[Start]

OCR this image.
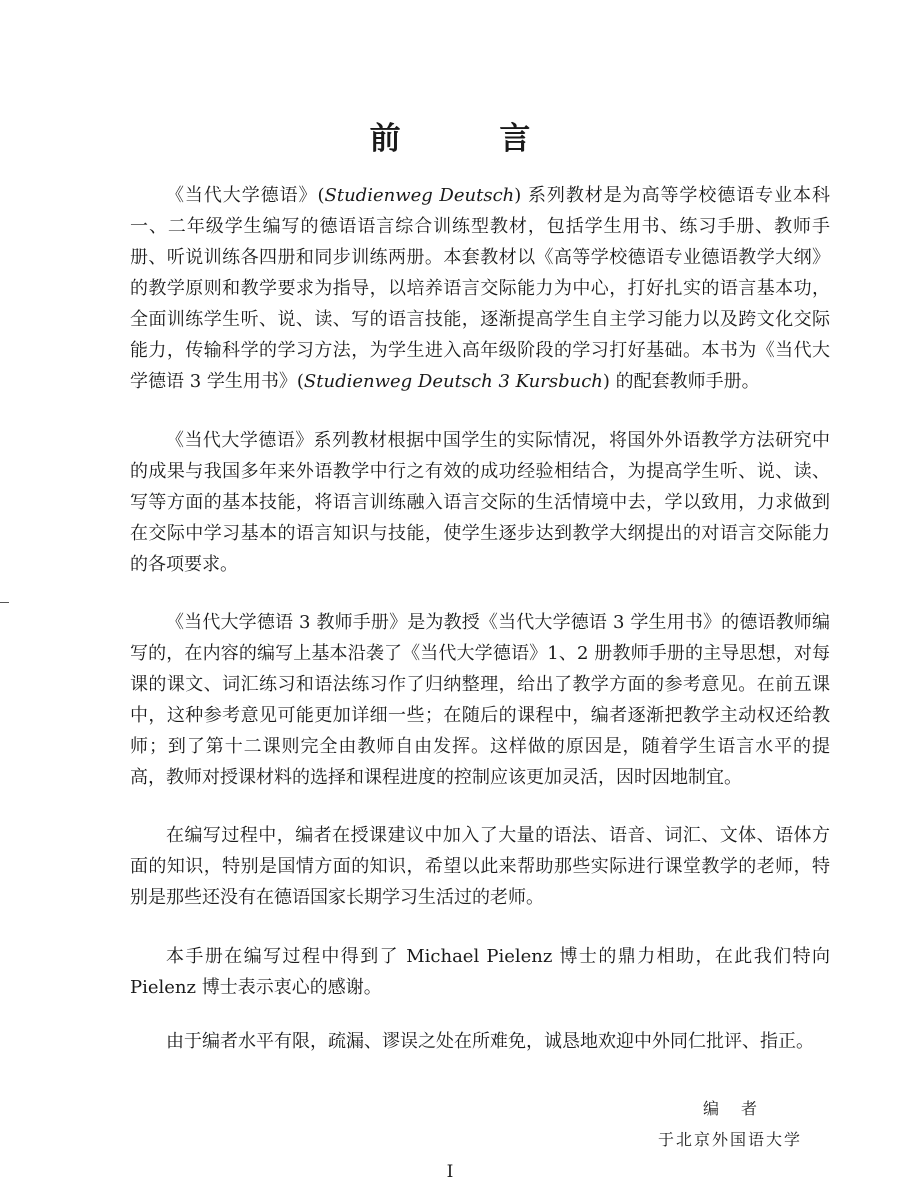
前 言

《当代大学德语》(Studienweg Deutsch) 系列教材是为高等学校德语专业本科一、二年级学生编写的德语语言综合训练型教材，包括学生用书、练习手册、教师手册、听说训练各四册和同步训练两册。本套教材以《高等学校德语专业德语教学大纲》的教学原则和教学要求为指导，以培养语言交际能力为中心，打好扎实的语言基本功，全面训练学生听、说、读、写的语言技能，逐渐提高学生自主学习能力以及跨文化交际能力，传输科学的学习方法，为学生进入高年级阶段的学习打好基础。本书为《当代大学德语 3 学生用书》(Studienweg Deutsch 3 Kursbuch) 的配套教师手册。

《当代大学德语》系列教材根据中国学生的实际情况，将国外外语教学方法研究中的成果与我国多年来外语教学中行之有效的成功经验相结合，为提高学生听、说、读、写等方面的基本技能，将语言训练融入语言交际的生活情境中去，学以致用，力求做到在交际中学习基本的语言知识与技能，使学生逐步达到教学大纲提出的对语言交际能力的各项要求。

《当代大学德语 3 教师手册》是为教授《当代大学德语 3 学生用书》的德语教师编写的，在内容的编写上基本沿袭了《当代大学德语》1、2 册教师手册的主导思想，对每课的课文、词汇练习和语法练习作了归纳整理，给出了教学方面的参考意见。在前五课中，这种参考意见可能更加详细一些；在随后的课程中，编者逐渐把教学主动权还给教师；到了第十二课则完全由教师自由发挥。这样做的原因是，随着学生语言水平的提高，教师对授课材料的选择和课程进度的控制应该更加灵活，因时因地制宜。

在编写过程中，编者在授课建议中加入了大量的语法、语音、词汇、文体、语体方面的知识，特别是国情方面的知识，希望以此来帮助那些实际进行课堂教学的老师，特别是那些还没有在德语国家长期学习生活过的老师。

本手册在编写过程中得到了 Michael Pielenz 博士的鼎力相助，在此我们特向 Pielenz 博士表示衷心的感谢。

由于编者水平有限，疏漏、谬误之处在所难免，诚恳地欢迎中外同仁批评、指正。

编者
于北京外国语大学
I
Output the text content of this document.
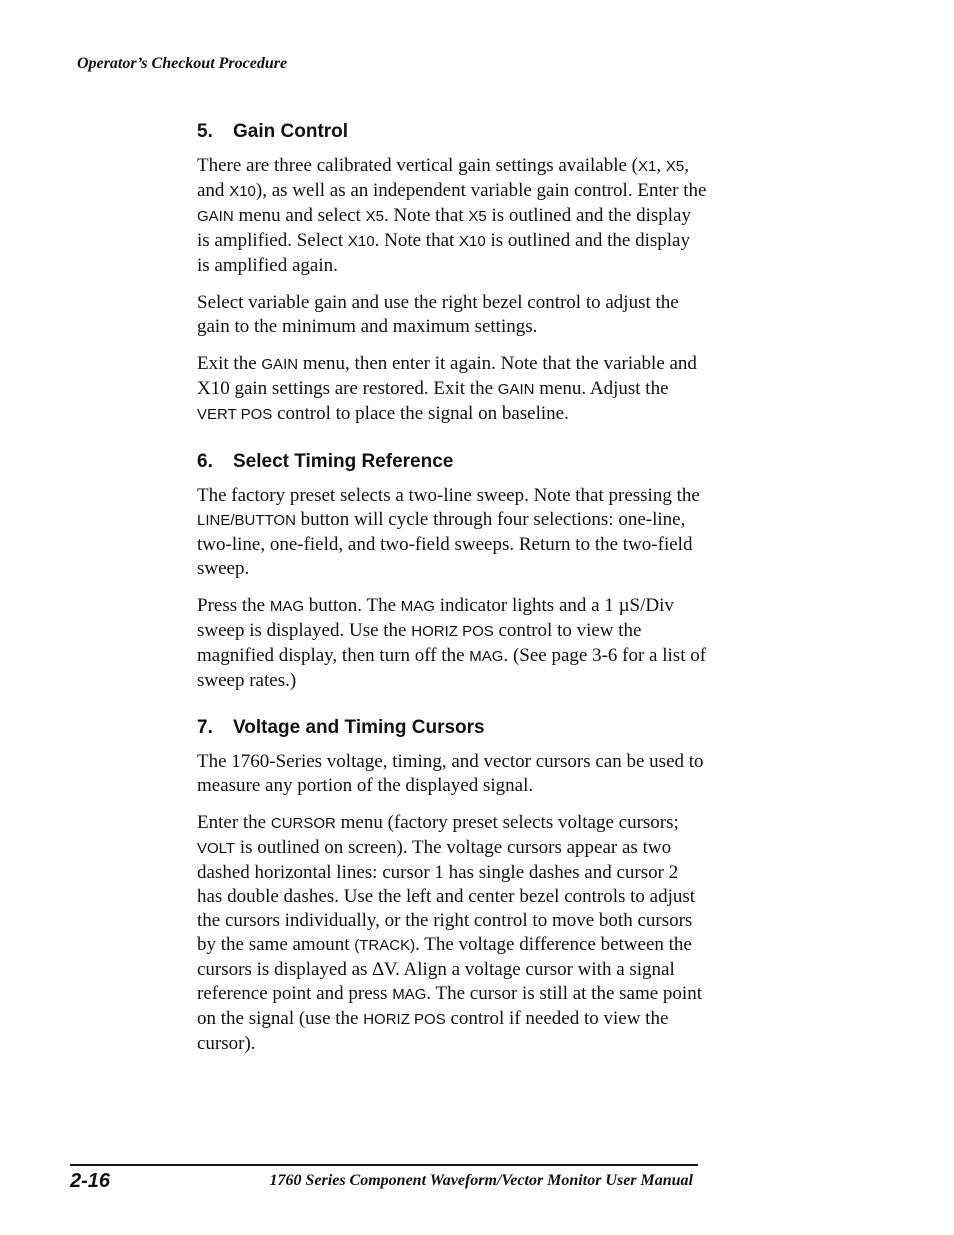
Operator’s Checkout Procedure
5. Gain Control

There are three calibrated vertical gain settings available (X1, X5, and X10), as well as an independent variable gain control. Enter the GAIN menu and select X5. Note that X5 is outlined and the display is amplified. Select X10. Note that X10 is outlined and the display is amplified again.

Select variable gain and use the right bezel control to adjust the gain to the minimum and maximum settings.

Exit the GAIN menu, then enter it again. Note that the variable and X10 gain settings are restored. Exit the GAIN menu. Adjust the VERT POS control to place the signal on baseline.

6. Select Timing Reference

The factory preset selects a two-line sweep. Note that pressing the LINE/BUTTON button will cycle through four selections: one-line, two-line, one-field, and two-field sweeps. Return to the two-field sweep.

Press the MAG button. The MAG indicator lights and a 1 µS/Div sweep is displayed. Use the HORIZ POS control to view the magnified display, then turn off the MAG. (See page 3-6 for a list of sweep rates.)

7. Voltage and Timing Cursors

The 1760-Series voltage, timing, and vector cursors can be used to measure any portion of the displayed signal.

Enter the CURSOR menu (factory preset selects voltage cursors; VOLT is outlined on screen). The voltage cursors appear as two dashed horizontal lines: cursor 1 has single dashes and cursor 2 has double dashes. Use the left and center bezel controls to adjust the cursors individually, or the right control to move both cursors by the same amount (TRACK). The voltage difference between the cursors is displayed as ∆V. Align a voltage cursor with a signal reference point and press MAG. The cursor is still at the same point on the signal (use the HORIZ POS control if needed to view the cursor).

2-16	1760 Series Component Waveform/Vector Monitor User Manual
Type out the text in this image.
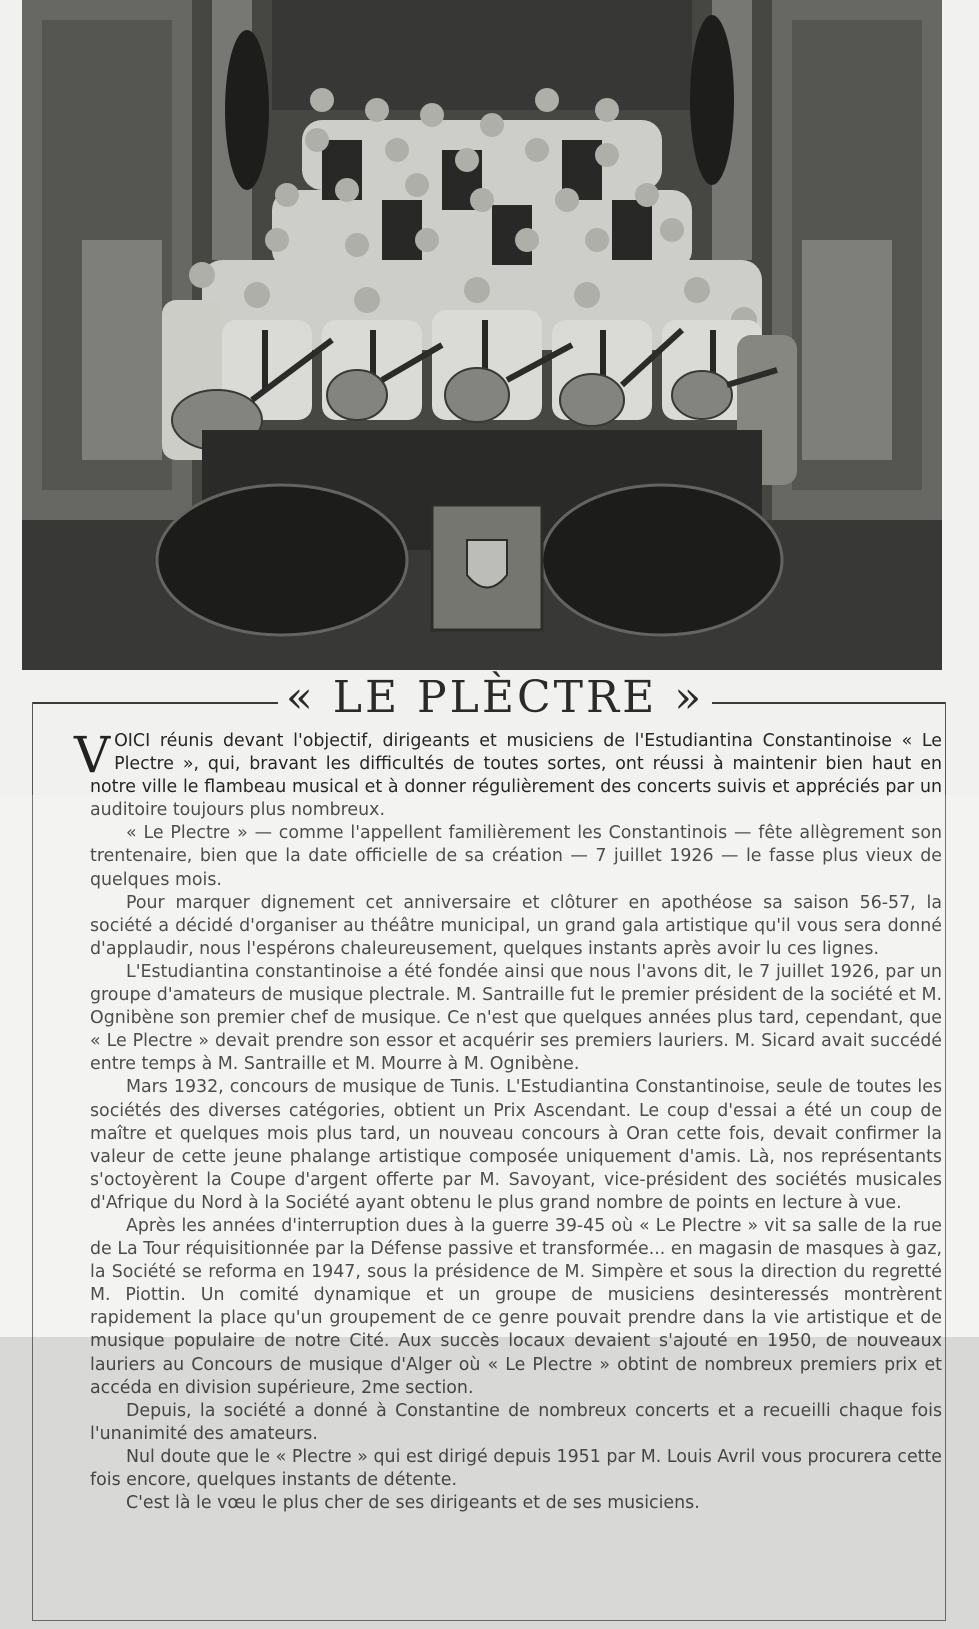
« LE PLÈCTRE »

VOICI réunis devant l'objectif, dirigeants et musiciens de l'Estudiantina Constantinoise « Le Plectre », qui, bravant les difficultés de toutes sortes, ont réussi à maintenir bien haut en notre ville le flambeau musical et à donner régulièrement des concerts suivis et appréciés par un auditoire toujours plus nombreux.

« Le Plectre » — comme l'appellent familièrement les Constantinois — fête allègrement son trentenaire, bien que la date officielle de sa création — 7 juillet 1926 — le fasse plus vieux de quelques mois.

Pour marquer dignement cet anniversaire et clôturer en apothéose sa saison 56-57, la société a décidé d'organiser au théâtre municipal, un grand gala artistique qu'il vous sera donné d'applaudir, nous l'espérons chaleureusement, quelques instants après avoir lu ces lignes.

L'Estudiantina constantinoise a été fondée ainsi que nous l'avons dit, le 7 juillet 1926, par un groupe d'amateurs de musique plectrale. M. Santraille fut le premier président de la société et M. Ognibène son premier chef de musique. Ce n'est que quelques années plus tard, cependant, que « Le Plectre » devait prendre son essor et acquérir ses premiers lauriers. M. Sicard avait succédé entre temps à M. Santraille et M. Mourre à M. Ognibène.

Mars 1932, concours de musique de Tunis. L'Estudiantina Constantinoise, seule de toutes les sociétés des diverses catégories, obtient un Prix Ascendant. Le coup d'essai a été un coup de maître et quelques mois plus tard, un nouveau concours à Oran cette fois, devait confirmer la valeur de cette jeune phalange artistique composée uniquement d'amis. Là, nos représentants s'octoyèrent la Coupe d'argent offerte par M. Savoyant, vice-président des sociétés musicales d'Afrique du Nord à la Société ayant obtenu le plus grand nombre de points en lecture à vue.

Après les années d'interruption dues à la guerre 39-45 où « Le Plectre » vit sa salle de la rue de La Tour réquisitionnée par la Défense passive et transformée... en magasin de masques à gaz, la Société se reforma en 1947, sous la présidence de M. Simpère et sous la direction du regretté M. Piottin. Un comité dynamique et un groupe de musiciens desinteressés montrèrent rapidement la place qu'un groupement de ce genre pouvait prendre dans la vie artistique et de musique populaire de notre Cité. Aux succès locaux devaient s'ajouté en 1950, de nouveaux lauriers au Concours de musique d'Alger où « Le Plectre » obtint de nombreux premiers prix et accéda en division supérieure, 2me section.

Depuis, la société a donné à Constantine de nombreux concerts et a recueilli chaque fois l'unanimité des amateurs.

Nul doute que le « Plectre » qui est dirigé depuis 1951 par M. Louis Avril vous procurera cette fois encore, quelques instants de détente.

C'est là le vœu le plus cher de ses dirigeants et de ses musiciens.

[End]

*TASK GOAL*.
Look through the data and show every line containing "then".

*ANSWER TO THIS TASK*.
Exit the GAIN menu, then enter it again. Note that the variable and X10 gain settings are restored. Exit the GAIN menu. Adjust the VERT POS control to place the signal on baseline.
Press the MAG button. The MAG indicator lights and a 1 µS/Div sweep is displayed. Use the HORIZ POS control to view the magnified display, then turn off the MAG. (See page 3-6 for a list of sweep rates.)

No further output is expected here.